▶ [LISTED RECORDS]:
[Start]

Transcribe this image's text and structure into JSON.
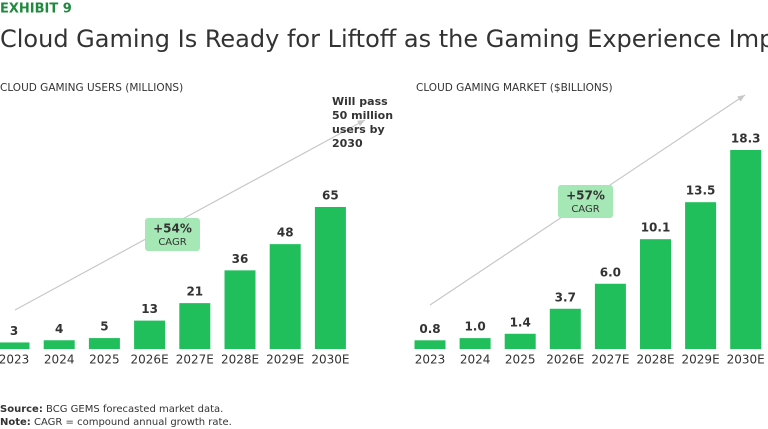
{
  "exhibit": "EXHIBIT 9",
  "title": "Cloud Gaming Is Ready for Liftoff as the Gaming Experience Improves",
  "source_label": "Source:",
  "source_text": "BCG GEMS forecasted market data.",
  "note_label": "Note:",
  "note_text": "CAGR = compound annual growth rate.",
  "chart_data": [
    {
      "type": "bar",
      "title": "CLOUD GAMING USERS (MILLIONS)",
      "categories": [
        "2023",
        "2024",
        "2025",
        "2026E",
        "2027E",
        "2028E",
        "2029E",
        "2030E"
      ],
      "values": [
        3,
        4,
        5,
        13,
        21,
        36,
        48,
        65
      ],
      "color": "#21bf5b",
      "cagr": "+54%",
      "cagr_label": "CAGR",
      "annotation": [
        "Will pass",
        "50 million",
        "users by",
        "2030"
      ]
    },
    {
      "type": "bar",
      "title": "CLOUD GAMING MARKET ($BILLIONS)",
      "categories": [
        "2023",
        "2024",
        "2025",
        "2026E",
        "2027E",
        "2028E",
        "2029E",
        "2030E"
      ],
      "values": [
        0.8,
        1.0,
        1.4,
        3.7,
        6.0,
        10.1,
        13.5,
        18.3
      ],
      "value_labels": [
        "0.8",
        "1.0",
        "1.4",
        "3.7",
        "6.0",
        "10.1",
        "13.5",
        "18.3"
      ],
      "color": "#21bf5b",
      "cagr": "+57%",
      "cagr_label": "CAGR"
    }
  ]
}
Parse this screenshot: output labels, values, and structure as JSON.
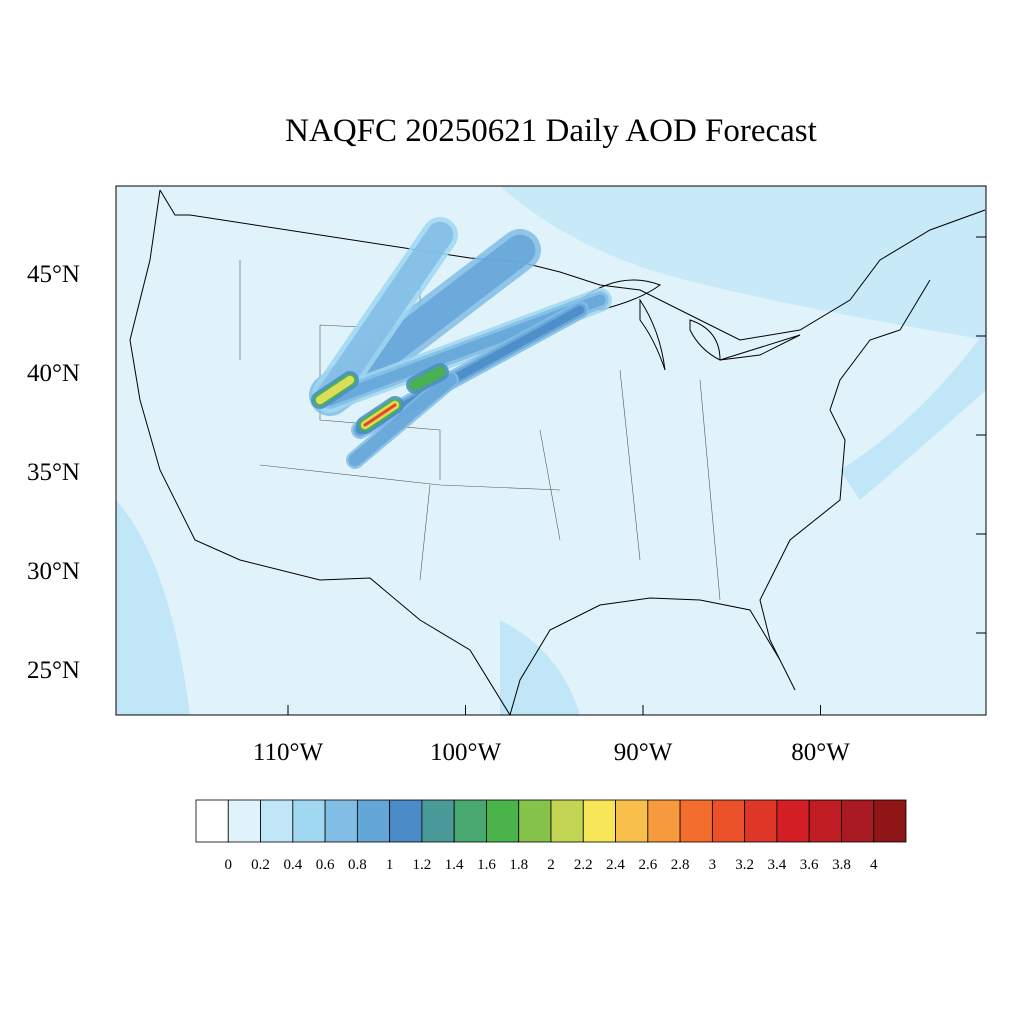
{
  "title": "NAQFC 20250621 Daily AOD Forecast",
  "map": {
    "lat_ticks": [
      {
        "value": 25,
        "label": "25°N"
      },
      {
        "value": 30,
        "label": "30°N"
      },
      {
        "value": 35,
        "label": "35°N"
      },
      {
        "value": 40,
        "label": "40°N"
      },
      {
        "value": 45,
        "label": "45°N"
      }
    ],
    "lon_ticks": [
      {
        "value": -110,
        "label": "110°W"
      },
      {
        "value": -100,
        "label": "100°W"
      },
      {
        "value": -90,
        "label": "90°W"
      },
      {
        "value": -80,
        "label": "80°W"
      }
    ]
  },
  "colorbar": {
    "levels": [
      0,
      0.2,
      0.4,
      0.6,
      0.8,
      1,
      1.2,
      1.4,
      1.6,
      1.8,
      2,
      2.2,
      2.4,
      2.6,
      2.8,
      3,
      3.2,
      3.4,
      3.6,
      3.8,
      4
    ],
    "colors": [
      "#ffffff",
      "#e0f3fb",
      "#c0e6f7",
      "#a0d8f2",
      "#82bde6",
      "#65a6d9",
      "#4a8bc8",
      "#4b9a9a",
      "#48a86f",
      "#4ab44a",
      "#86c34b",
      "#c2d654",
      "#f6e658",
      "#f8c04a",
      "#f79a3d",
      "#f36d2f",
      "#ea5129",
      "#de3627",
      "#d41f26",
      "#bf1c24",
      "#aa1a22",
      "#8f1517"
    ]
  }
}
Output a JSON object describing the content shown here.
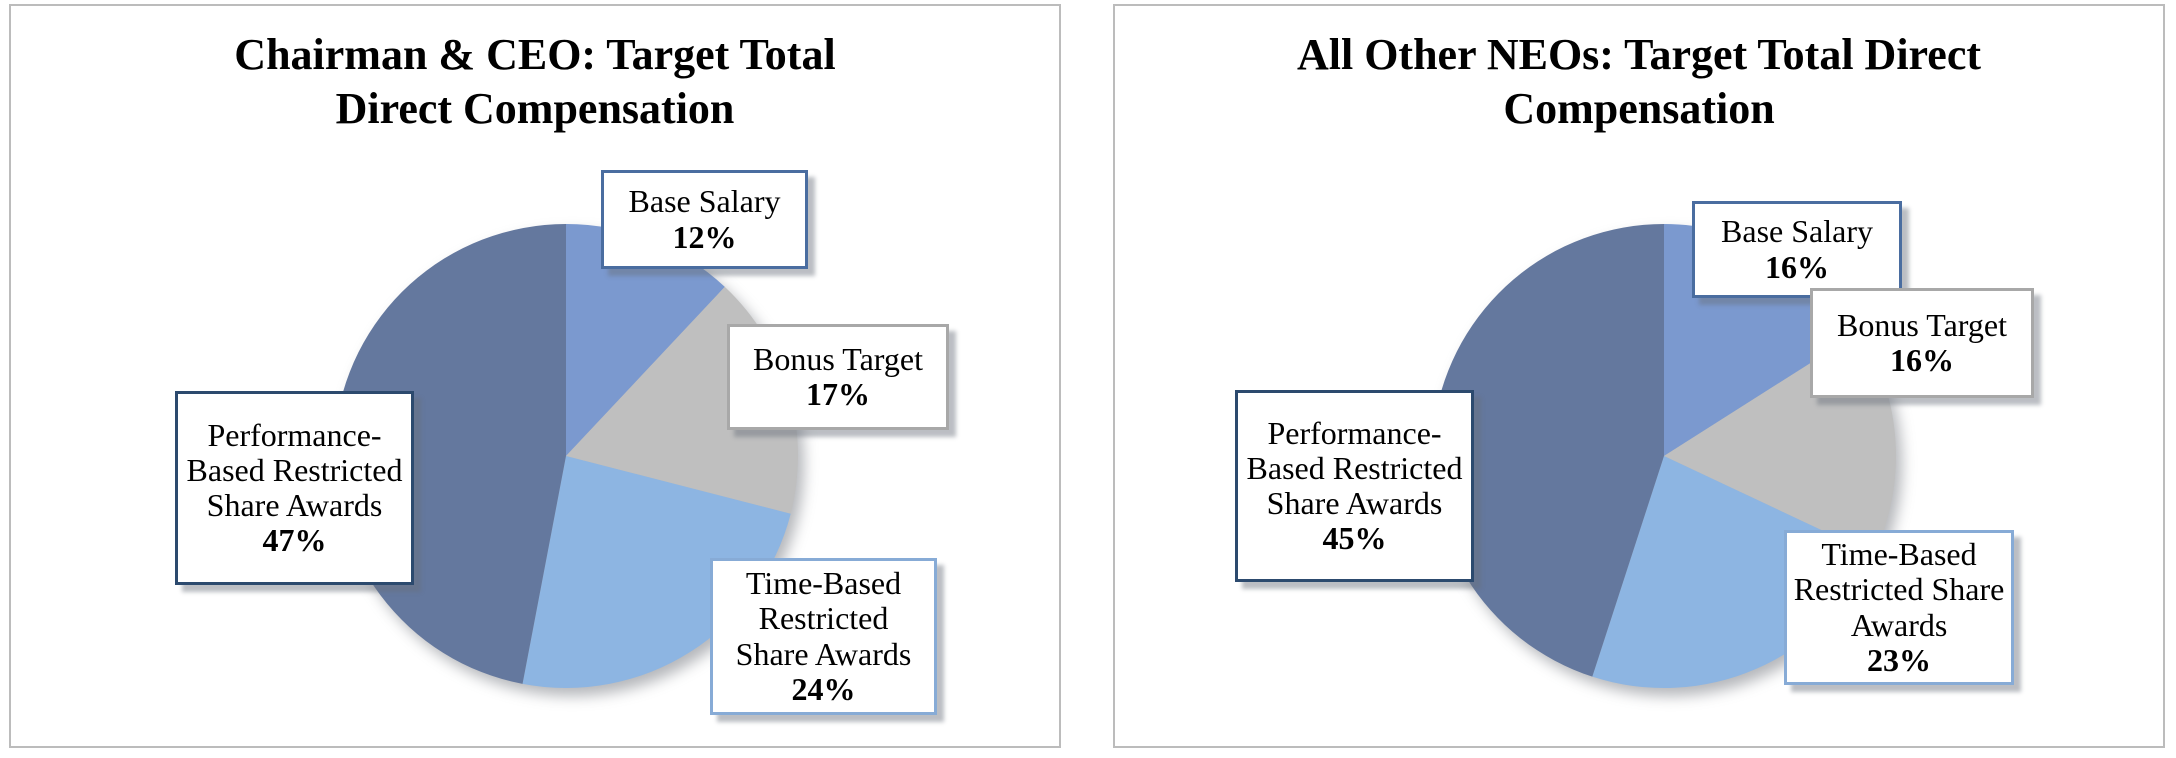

[End]

▶ [CHALLENGE]: Set every line down exactly as written, leaving each picture out.

▶ [ANSWER FOR THE TASK]:
Transcribe this image's text and structure into JSON.
{
  "exhibit": "EXHIBIT 9",
  "title": "Cloud Gaming Is Ready for Liftoff as the Gaming Experience Improves",
  "source_label": "Source:",
  "source_text": "BCG GEMS forecasted market data.",
  "note_label": "Note:",
  "note_text": "CAGR = compound annual growth rate.",
  "chart_data": [
    {
      "type": "bar",
      "title": "CLOUD GAMING USERS (MILLIONS)",
      "categories": [
        "2023",
        "2024",
        "2025",
        "2026E",
        "2027E",
        "2028E",
        "2029E",
        "2030E"
      ],
      "values": [
        3,
        4,
        5,
        13,
        21,
        36,
        48,
        65
      ],
      "color": "#21bf5b",
      "cagr": "+54%",
      "cagr_label": "CAGR",
      "annotation": [
        "Will pass",
        "50 million",
        "users by",
        "2030"
      ]
    },
    {
      "type": "bar",
      "title": "CLOUD GAMING MARKET ($BILLIONS)",
      "categories": [
        "2023",
        "2024",
        "2025",
        "2026E",
        "2027E",
        "2028E",
        "2029E",
        "2030E"
      ],
      "values": [
        0.8,
        1.0,
        1.4,
        3.7,
        6.0,
        10.1,
        13.5,
        18.3
      ],
      "value_labels": [
        "0.8",
        "1.0",
        "1.4",
        "3.7",
        "6.0",
        "10.1",
        "13.5",
        "18.3"
      ],
      "color": "#21bf5b",
      "cagr": "+57%",
      "cagr_label": "CAGR"
    }
  ]
}
Parse this screenshot: output labels, values, and structure as JSON.
{
  "title": "NAQFC 20250621 Daily AOD Forecast",
  "map": {
    "lat_ticks": [
      {
        "value": 25,
        "label": "25°N"
      },
      {
        "value": 30,
        "label": "30°N"
      },
      {
        "value": 35,
        "label": "35°N"
      },
      {
        "value": 40,
        "label": "40°N"
      },
      {
        "value": 45,
        "label": "45°N"
      }
    ],
    "lon_ticks": [
      {
        "value": -110,
        "label": "110°W"
      },
      {
        "value": -100,
        "label": "100°W"
      },
      {
        "value": -90,
        "label": "90°W"
      },
      {
        "value": -80,
        "label": "80°W"
      }
    ]
  },
  "colorbar": {
    "levels": [
      0,
      0.2,
      0.4,
      0.6,
      0.8,
      1,
      1.2,
      1.4,
      1.6,
      1.8,
      2,
      2.2,
      2.4,
      2.6,
      2.8,
      3,
      3.2,
      3.4,
      3.6,
      3.8,
      4
    ],
    "colors": [
      "#ffffff",
      "#e0f3fb",
      "#c0e6f7",
      "#a0d8f2",
      "#82bde6",
      "#65a6d9",
      "#4a8bc8",
      "#4b9a9a",
      "#48a86f",
      "#4ab44a",
      "#86c34b",
      "#c2d654",
      "#f6e658",
      "#f8c04a",
      "#f79a3d",
      "#f36d2f",
      "#ea5129",
      "#de3627",
      "#d41f26",
      "#bf1c24",
      "#aa1a22",
      "#8f1517"
    ]
  }
}
Output a JSON object describing the content shown here.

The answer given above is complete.